### Given exercise
Print the complete set of entries exactly.

START Data for this task

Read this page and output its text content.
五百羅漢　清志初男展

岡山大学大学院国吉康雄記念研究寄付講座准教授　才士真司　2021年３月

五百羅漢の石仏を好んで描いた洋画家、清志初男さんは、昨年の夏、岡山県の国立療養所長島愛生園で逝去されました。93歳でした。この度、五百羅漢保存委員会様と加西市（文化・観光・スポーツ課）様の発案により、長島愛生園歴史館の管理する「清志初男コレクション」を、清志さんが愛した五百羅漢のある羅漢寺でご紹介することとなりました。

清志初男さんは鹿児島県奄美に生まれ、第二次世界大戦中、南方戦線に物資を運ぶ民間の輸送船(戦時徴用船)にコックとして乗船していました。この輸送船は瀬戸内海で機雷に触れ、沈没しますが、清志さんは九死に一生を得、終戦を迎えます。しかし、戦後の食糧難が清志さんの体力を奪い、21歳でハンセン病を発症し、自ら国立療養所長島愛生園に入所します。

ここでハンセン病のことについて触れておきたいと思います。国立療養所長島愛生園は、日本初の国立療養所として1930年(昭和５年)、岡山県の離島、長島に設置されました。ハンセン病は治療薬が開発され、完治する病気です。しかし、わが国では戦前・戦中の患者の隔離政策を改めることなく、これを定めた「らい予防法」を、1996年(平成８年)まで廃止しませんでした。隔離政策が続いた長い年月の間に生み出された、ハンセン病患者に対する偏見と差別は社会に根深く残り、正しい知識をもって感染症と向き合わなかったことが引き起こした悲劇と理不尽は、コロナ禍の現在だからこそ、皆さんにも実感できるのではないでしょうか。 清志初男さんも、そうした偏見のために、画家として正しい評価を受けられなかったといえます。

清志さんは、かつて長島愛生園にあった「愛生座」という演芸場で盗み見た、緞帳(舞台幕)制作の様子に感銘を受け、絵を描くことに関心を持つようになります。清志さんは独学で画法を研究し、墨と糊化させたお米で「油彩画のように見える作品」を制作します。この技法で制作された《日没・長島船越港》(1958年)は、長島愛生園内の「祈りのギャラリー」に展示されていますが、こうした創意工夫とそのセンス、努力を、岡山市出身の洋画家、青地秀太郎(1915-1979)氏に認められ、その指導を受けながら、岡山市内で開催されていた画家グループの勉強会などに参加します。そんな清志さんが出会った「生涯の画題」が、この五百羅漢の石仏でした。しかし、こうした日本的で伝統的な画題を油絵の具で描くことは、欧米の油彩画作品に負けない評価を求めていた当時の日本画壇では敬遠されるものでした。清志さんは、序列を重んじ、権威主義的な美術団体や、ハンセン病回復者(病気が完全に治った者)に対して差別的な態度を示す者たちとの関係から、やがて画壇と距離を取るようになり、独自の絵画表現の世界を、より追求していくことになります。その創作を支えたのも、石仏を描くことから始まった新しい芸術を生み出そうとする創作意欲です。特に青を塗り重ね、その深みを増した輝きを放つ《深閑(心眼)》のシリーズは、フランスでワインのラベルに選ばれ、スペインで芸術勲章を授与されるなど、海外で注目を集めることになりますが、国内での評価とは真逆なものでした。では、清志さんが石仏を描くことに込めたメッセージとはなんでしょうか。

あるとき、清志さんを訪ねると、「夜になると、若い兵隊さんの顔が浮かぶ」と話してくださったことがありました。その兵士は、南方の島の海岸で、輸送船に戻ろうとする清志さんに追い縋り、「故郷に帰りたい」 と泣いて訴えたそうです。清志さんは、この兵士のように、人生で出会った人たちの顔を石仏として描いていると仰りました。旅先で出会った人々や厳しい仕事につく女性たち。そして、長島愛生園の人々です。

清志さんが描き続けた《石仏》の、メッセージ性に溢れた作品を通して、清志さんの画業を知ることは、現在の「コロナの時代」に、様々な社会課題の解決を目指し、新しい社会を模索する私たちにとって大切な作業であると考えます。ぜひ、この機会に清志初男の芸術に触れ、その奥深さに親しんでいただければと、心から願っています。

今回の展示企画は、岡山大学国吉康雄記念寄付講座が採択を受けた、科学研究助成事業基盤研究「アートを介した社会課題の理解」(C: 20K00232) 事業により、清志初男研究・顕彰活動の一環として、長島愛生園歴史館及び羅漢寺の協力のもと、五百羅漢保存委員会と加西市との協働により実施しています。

END Data for this task

### Solution for this problem
Read this page and output its text content.
五百羅漢　清志初男展

岡山大学大学院国吉康雄記念研究寄付講座准教授　才士真司　2021年３月

五百羅漢の石仏を好んで描いた洋画家、清志初男さんは、昨年の夏、岡山県の国立療養所長島愛生園で逝去されました。93歳でした。この度、五百羅漢保存委員会様と加西市（文化・観光・スポーツ課）様の発案により、長島愛生園歴史館の管理する「清志初男コレクション」を、清志さんが愛した五百羅漢のある羅漢寺でご紹介することとなりました。

清志初男さんは鹿児島県奄美に生まれ、第二次世界大戦中、南方戦線に物資を運ぶ民間の輸送船(戦時徴用船)にコックとして乗船していました。この輸送船は瀬戸内海で機雷に触れ、沈没しますが、清志さんは九死に一生を得、終戦を迎えます。しかし、戦後の食糧難が清志さんの体力を奪い、21歳でハンセン病を発症し、自ら国立療養所長島愛生園に入所します。

ここでハンセン病のことについて触れておきたいと思います。国立療養所長島愛生園は、日本初の国立療養所として1930年(昭和５年)、岡山県の離島、長島に設置されました。ハンセン病は治療薬が開発され、完治する病気です。しかし、わが国では戦前・戦中の患者の隔離政策を改めることなく、これを定めた「らい予防法」を、1996年(平成８年)まで廃止しませんでした。隔離政策が続いた長い年月の間に生み出された、ハンセン病患者に対する偏見と差別は社会に根深く残り、正しい知識をもって感染症と向き合わなかったことが引き起こした悲劇と理不尽は、コロナ禍の現在だからこそ、皆さんにも実感できるのではないでしょうか。 清志初男さんも、そうした偏見のために、画家として正しい評価を受けられなかったといえます。

清志さんは、かつて長島愛生園にあった「愛生座」という演芸場で盗み見た、緞帳(舞台幕)制作の様子に感銘を受け、絵を描くことに関心を持つようになります。清志さんは独学で画法を研究し、墨と糊化させたお米で「油彩画のように見える作品」を制作します。この技法で制作された《日没・長島船越港》(1958年)は、長島愛生園内の「祈りのギャラリー」に展示されていますが、こうした創意工夫とそのセンス、努力を、岡山市出身の洋画家、青地秀太郎(1915-1979)氏に認められ、その指導を受けながら、岡山市内で開催されていた画家グループの勉強会などに参加します。そんな清志さんが出会った「生涯の画題」が、この五百羅漢の石仏でした。しかし、こうした日本的で伝統的な画題を油絵の具で描くことは、欧米の油彩画作品に負けない評価を求めていた当時の日本画壇では敬遠されるものでした。清志さんは、序列を重んじ、権威主義的な美術団体や、ハンセン病回復者(病気が完全に治った者)に対して差別的な態度を示す者たちとの関係から、やがて画壇と距離を取るようになり、独自の絵画表現の世界を、より追求していくことになります。その創作を支えたのも、石仏を描くことから始まった新しい芸術を生み出そうとする創作意欲です。特に青を塗り重ね、その深みを増した輝きを放つ《深閑(心眼)》のシリーズは、フランスでワインのラベルに選ばれ、スペインで芸術勲章を授与されるなど、海外で注目を集めることになりますが、国内での評価とは真逆なものでした。では、清志さんが石仏を描くことに込めたメッセージとはなんでしょうか。

あるとき、清志さんを訪ねると、「夜になると、若い兵隊さんの顔が浮かぶ」と話してくださったことがありました。その兵士は、南方の島の海岸で、輸送船に戻ろうとする清志さんに追い縋り、「故郷に帰りたい」 と泣いて訴えたそうです。清志さんは、この兵士のように、人生で出会った人たちの顔を石仏として描いていると仰りました。旅先で出会った人々や厳しい仕事につく女性たち。そして、長島愛生園の人々です。

清志さんが描き続けた《石仏》の、メッセージ性に溢れた作品を通して、清志さんの画業を知ることは、現在の「コロナの時代」に、様々な社会課題の解決を目指し、新しい社会を模索する私たちにとって大切な作業であると考えます。ぜひ、この機会に清志初男の芸術に触れ、その奥深さに親しんでいただければと、心から願っています。

今回の展示企画は、岡山大学国吉康雄記念寄付講座が採択を受けた、科学研究助成事業基盤研究「アートを介した社会課題の理解」(C: 20K00232) 事業により、清志初男研究・顕彰活動の一環として、長島愛生園歴史館及び羅漢寺の協力のもと、五百羅漢保存委員会と加西市との協働により実施しています。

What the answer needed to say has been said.